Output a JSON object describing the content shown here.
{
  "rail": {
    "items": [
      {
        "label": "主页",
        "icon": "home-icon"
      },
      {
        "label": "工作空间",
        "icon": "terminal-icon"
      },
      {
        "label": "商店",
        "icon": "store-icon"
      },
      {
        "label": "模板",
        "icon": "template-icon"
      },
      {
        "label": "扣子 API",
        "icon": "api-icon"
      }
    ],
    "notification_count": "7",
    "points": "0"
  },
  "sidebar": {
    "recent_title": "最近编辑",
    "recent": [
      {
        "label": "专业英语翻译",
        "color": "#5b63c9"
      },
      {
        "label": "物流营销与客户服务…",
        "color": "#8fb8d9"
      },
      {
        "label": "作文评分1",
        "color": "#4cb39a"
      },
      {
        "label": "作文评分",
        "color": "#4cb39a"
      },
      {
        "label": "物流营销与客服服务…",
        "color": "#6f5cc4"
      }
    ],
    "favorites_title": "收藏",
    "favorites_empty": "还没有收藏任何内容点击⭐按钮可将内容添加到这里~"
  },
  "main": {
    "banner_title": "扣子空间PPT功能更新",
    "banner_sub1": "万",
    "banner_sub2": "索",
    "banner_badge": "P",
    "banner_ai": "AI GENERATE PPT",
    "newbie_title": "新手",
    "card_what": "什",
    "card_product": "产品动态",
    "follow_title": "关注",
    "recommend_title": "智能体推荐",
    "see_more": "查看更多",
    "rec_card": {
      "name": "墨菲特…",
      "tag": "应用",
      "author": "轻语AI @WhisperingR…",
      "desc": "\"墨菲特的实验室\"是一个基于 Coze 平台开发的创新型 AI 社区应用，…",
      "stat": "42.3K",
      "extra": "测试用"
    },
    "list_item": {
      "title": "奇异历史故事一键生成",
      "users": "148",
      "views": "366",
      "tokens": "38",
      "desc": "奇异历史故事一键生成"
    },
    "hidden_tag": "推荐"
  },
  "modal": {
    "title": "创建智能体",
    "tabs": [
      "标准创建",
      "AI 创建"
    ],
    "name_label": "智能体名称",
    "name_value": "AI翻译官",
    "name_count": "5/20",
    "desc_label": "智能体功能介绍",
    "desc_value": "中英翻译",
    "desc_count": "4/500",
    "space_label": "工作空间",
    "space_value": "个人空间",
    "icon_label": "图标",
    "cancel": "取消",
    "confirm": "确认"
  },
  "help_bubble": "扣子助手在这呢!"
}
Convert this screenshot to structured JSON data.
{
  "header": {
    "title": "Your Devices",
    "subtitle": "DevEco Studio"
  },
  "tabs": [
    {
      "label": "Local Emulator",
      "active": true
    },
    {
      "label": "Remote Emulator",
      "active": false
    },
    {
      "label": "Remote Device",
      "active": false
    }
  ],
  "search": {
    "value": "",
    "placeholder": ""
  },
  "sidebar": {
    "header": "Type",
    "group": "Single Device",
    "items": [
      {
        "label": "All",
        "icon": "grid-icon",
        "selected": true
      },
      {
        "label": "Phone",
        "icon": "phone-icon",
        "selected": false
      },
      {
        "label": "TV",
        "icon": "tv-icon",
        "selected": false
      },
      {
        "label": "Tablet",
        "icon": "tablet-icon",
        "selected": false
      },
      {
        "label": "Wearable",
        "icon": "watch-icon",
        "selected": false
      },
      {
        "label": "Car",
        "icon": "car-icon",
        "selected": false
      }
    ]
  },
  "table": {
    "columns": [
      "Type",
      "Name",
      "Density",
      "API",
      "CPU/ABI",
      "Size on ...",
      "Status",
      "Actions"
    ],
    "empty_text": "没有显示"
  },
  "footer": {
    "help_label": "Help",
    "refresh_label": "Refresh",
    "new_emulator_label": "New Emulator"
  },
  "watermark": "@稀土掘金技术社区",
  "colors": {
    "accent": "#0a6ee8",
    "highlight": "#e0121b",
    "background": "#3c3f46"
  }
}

○ ○ ○ ○ ○

- [Written exercise]:
All lines from the one with "Convert this screenshot" through the final line above are to be quoted exactly; quote no other line.

- [Problem solution]:
Convert this screenshot to structured JSON data.
{
  "header": {
    "title": "Your Devices",
    "subtitle": "DevEco Studio"
  },
  "tabs": [
    {
      "label": "Local Emulator",
      "active": true
    },
    {
      "label": "Remote Emulator",
      "active": false
    },
    {
      "label": "Remote Device",
      "active": false
    }
  ],
  "search": {
    "value": "",
    "placeholder": ""
  },
  "sidebar": {
    "header": "Type",
    "group": "Single Device",
    "items": [
      {
        "label": "All",
        "icon": "grid-icon",
        "selected": true
      },
      {
        "label": "Phone",
        "icon": "phone-icon",
        "selected": false
      },
      {
        "label": "TV",
        "icon": "tv-icon",
        "selected": false
      },
      {
        "label": "Tablet",
        "icon": "tablet-icon",
        "selected": false
      },
      {
        "label": "Wearable",
        "icon": "watch-icon",
        "selected": false
      },
      {
        "label": "Car",
        "icon": "car-icon",
        "selected": false
      }
    ]
  },
  "table": {
    "columns": [
      "Type",
      "Name",
      "Density",
      "API",
      "CPU/ABI",
      "Size on ...",
      "Status",
      "Actions"
    ],
    "empty_text": "没有显示"
  },
  "footer": {
    "help_label": "Help",
    "refresh_label": "Refresh",
    "new_emulator_label": "New Emulator"
  },
  "watermark": "@稀土掘金技术社区",
  "colors": {
    "accent": "#0a6ee8",
    "highlight": "#e0121b",
    "background": "#3c3f46"
  }
}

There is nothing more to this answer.